- [Required task]:
In the following material, identify every line holding the string "each" and return it.

- [Given records]:
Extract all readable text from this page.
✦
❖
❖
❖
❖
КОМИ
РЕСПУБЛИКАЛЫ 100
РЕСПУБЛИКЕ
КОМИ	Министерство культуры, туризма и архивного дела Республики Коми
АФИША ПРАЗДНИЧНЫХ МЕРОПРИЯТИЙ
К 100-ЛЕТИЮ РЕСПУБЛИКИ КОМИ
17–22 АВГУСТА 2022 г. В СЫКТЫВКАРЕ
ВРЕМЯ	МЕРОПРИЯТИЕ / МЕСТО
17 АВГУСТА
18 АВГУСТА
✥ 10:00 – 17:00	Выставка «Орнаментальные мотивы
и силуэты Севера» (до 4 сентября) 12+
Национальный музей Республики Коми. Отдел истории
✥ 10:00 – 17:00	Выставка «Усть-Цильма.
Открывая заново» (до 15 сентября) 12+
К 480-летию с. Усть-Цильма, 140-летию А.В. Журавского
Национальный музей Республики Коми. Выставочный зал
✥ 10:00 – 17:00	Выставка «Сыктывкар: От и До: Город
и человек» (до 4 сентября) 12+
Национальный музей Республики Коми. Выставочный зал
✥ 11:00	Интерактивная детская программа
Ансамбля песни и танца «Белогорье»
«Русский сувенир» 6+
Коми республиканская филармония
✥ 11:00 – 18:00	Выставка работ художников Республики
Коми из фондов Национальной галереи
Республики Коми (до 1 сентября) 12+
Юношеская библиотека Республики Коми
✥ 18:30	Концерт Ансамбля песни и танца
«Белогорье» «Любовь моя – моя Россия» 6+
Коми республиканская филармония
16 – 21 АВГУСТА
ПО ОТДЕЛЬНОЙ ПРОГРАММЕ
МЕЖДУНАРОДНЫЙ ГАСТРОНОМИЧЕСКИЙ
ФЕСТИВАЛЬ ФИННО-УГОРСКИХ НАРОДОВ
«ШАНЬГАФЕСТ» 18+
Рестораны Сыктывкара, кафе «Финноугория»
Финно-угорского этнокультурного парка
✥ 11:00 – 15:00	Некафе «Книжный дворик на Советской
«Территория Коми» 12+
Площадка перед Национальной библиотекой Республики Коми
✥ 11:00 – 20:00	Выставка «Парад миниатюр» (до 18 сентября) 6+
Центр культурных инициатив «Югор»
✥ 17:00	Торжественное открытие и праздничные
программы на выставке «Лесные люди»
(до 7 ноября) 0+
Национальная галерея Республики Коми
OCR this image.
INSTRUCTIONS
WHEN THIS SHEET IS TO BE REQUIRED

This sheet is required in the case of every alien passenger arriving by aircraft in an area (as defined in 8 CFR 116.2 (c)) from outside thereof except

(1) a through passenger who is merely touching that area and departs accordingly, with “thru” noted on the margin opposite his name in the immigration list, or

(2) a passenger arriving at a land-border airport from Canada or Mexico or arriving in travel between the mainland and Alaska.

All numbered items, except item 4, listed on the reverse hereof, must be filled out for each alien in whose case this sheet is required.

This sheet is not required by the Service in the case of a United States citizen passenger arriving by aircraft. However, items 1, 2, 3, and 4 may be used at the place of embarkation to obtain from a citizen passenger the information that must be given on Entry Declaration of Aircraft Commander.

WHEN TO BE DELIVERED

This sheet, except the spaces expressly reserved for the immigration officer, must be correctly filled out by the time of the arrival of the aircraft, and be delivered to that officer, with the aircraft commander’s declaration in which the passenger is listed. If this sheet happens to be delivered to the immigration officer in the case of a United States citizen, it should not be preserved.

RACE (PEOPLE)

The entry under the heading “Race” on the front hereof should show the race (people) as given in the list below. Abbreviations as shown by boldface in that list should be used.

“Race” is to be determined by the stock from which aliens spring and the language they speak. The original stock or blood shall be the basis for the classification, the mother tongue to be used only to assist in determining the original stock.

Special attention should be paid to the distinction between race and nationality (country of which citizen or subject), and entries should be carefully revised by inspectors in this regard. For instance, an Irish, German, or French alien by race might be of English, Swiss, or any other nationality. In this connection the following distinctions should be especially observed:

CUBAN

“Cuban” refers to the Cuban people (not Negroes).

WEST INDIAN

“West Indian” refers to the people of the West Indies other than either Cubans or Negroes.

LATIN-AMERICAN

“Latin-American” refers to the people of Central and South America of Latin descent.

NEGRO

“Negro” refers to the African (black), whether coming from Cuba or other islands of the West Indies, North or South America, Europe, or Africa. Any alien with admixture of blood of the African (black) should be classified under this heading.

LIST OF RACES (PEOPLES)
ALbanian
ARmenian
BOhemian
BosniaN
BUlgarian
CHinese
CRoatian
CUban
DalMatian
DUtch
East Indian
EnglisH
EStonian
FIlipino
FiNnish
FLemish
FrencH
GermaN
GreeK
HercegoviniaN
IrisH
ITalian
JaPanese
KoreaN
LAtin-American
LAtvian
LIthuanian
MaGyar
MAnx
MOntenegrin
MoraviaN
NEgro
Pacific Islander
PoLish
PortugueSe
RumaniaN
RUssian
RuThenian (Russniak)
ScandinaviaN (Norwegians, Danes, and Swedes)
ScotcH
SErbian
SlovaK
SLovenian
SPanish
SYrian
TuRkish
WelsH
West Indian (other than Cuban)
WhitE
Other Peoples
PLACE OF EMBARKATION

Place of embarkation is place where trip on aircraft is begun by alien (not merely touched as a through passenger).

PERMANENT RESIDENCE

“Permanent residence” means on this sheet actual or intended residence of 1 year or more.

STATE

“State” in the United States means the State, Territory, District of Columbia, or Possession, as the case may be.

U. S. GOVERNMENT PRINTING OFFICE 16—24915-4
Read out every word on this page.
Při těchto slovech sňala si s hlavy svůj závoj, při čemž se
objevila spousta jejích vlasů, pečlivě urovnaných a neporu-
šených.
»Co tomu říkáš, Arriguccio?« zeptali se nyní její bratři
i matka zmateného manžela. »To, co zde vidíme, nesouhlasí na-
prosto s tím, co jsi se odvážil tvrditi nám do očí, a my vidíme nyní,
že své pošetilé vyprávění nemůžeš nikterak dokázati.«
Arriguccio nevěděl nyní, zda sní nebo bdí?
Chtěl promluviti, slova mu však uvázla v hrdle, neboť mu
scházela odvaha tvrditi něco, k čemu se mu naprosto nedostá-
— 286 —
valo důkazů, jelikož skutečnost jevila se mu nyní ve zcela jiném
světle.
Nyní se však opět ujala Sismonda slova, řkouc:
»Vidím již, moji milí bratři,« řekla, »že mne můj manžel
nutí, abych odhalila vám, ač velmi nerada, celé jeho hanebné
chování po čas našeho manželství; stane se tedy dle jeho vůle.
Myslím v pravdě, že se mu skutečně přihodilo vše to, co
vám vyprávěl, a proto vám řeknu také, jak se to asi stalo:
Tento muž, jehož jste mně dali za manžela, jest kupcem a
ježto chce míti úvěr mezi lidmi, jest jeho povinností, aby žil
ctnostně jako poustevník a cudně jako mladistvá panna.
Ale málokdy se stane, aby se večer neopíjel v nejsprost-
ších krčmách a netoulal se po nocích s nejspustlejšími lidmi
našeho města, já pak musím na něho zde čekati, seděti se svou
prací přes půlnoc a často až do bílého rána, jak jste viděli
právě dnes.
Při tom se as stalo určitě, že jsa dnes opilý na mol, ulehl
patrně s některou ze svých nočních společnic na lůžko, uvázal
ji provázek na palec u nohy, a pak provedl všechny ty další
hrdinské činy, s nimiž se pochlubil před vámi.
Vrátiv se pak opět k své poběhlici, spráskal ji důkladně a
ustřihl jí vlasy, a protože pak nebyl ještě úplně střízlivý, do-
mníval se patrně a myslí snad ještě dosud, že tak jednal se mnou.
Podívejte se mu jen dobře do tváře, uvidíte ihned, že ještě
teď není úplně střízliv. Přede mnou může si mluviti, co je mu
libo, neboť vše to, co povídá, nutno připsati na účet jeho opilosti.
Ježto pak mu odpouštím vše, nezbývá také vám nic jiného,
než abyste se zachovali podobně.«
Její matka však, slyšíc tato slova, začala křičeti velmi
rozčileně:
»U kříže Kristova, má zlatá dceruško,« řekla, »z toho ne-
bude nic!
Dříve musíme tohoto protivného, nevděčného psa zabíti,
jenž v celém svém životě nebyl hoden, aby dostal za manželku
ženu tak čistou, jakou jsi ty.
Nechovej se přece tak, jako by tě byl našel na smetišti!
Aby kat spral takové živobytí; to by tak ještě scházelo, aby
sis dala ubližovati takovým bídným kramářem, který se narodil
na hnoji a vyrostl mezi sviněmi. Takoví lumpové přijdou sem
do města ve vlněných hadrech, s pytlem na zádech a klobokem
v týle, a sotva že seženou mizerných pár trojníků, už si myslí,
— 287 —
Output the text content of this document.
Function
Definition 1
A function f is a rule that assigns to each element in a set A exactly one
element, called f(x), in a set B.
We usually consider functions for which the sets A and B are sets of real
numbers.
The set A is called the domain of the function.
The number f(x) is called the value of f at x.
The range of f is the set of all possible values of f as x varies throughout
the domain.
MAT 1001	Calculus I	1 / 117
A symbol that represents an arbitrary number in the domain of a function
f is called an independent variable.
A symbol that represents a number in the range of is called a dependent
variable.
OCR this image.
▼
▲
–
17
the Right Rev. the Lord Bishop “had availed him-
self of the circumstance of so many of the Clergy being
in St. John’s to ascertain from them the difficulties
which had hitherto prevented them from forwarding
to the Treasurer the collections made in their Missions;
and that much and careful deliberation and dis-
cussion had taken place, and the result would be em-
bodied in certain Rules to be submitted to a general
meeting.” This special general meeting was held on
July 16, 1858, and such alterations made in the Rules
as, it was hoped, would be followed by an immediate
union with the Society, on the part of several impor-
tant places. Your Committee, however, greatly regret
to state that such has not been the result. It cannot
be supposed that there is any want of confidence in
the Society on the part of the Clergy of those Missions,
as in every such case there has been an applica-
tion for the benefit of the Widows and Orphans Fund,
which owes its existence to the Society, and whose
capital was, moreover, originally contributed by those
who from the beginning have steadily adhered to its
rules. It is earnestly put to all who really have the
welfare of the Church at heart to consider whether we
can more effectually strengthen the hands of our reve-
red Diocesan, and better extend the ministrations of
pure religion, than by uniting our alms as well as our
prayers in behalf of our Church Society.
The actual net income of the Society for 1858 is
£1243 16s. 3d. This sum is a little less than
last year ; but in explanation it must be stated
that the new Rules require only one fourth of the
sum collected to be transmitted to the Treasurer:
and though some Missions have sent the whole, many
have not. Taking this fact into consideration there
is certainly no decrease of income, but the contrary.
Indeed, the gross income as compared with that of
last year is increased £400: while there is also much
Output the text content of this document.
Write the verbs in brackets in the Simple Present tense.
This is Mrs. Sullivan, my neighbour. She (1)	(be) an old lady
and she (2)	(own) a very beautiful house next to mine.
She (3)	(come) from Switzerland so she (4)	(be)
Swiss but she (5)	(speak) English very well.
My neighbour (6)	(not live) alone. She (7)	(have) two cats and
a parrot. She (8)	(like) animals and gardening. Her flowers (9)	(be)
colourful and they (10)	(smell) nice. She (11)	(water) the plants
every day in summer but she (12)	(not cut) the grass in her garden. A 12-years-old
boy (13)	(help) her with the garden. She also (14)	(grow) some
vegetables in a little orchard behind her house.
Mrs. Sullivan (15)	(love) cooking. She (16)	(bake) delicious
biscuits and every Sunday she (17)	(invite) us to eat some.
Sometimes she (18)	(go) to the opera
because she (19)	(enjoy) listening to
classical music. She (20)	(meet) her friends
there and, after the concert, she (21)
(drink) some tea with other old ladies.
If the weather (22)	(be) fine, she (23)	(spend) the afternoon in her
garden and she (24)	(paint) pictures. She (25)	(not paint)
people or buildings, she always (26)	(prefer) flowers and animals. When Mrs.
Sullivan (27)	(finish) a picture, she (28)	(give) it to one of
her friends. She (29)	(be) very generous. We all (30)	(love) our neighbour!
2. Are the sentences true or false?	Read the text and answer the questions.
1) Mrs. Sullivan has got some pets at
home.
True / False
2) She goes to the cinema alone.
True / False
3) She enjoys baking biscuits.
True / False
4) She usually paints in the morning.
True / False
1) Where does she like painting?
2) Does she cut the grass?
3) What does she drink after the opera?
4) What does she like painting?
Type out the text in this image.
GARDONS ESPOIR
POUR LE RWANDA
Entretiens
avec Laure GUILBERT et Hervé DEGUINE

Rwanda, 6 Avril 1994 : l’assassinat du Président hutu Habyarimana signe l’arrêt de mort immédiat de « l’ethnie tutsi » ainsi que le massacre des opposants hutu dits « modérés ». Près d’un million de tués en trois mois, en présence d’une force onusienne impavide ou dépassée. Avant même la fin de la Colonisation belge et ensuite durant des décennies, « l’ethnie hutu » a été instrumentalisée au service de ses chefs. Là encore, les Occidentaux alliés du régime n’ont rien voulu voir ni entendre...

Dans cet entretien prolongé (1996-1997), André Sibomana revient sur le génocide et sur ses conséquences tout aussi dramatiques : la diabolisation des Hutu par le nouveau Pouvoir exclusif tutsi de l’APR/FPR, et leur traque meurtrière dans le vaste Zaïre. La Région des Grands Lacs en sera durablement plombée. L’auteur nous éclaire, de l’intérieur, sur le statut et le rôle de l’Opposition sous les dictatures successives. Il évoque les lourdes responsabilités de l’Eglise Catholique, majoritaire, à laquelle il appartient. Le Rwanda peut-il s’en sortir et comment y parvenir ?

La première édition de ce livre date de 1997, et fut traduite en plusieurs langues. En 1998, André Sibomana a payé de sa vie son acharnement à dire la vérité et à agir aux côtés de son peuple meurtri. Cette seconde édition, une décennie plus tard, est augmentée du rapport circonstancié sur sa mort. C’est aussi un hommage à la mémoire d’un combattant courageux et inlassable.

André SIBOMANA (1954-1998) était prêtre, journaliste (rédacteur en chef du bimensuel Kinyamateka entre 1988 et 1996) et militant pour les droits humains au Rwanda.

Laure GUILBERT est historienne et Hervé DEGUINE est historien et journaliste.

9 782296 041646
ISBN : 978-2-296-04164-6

- [Exercise output]:
All numbered items, except item 4, listed on the reverse hereof, must be filled out for each alien in whose case this sheet is required.
A function f is a rule that assigns to each element in a set A exactly one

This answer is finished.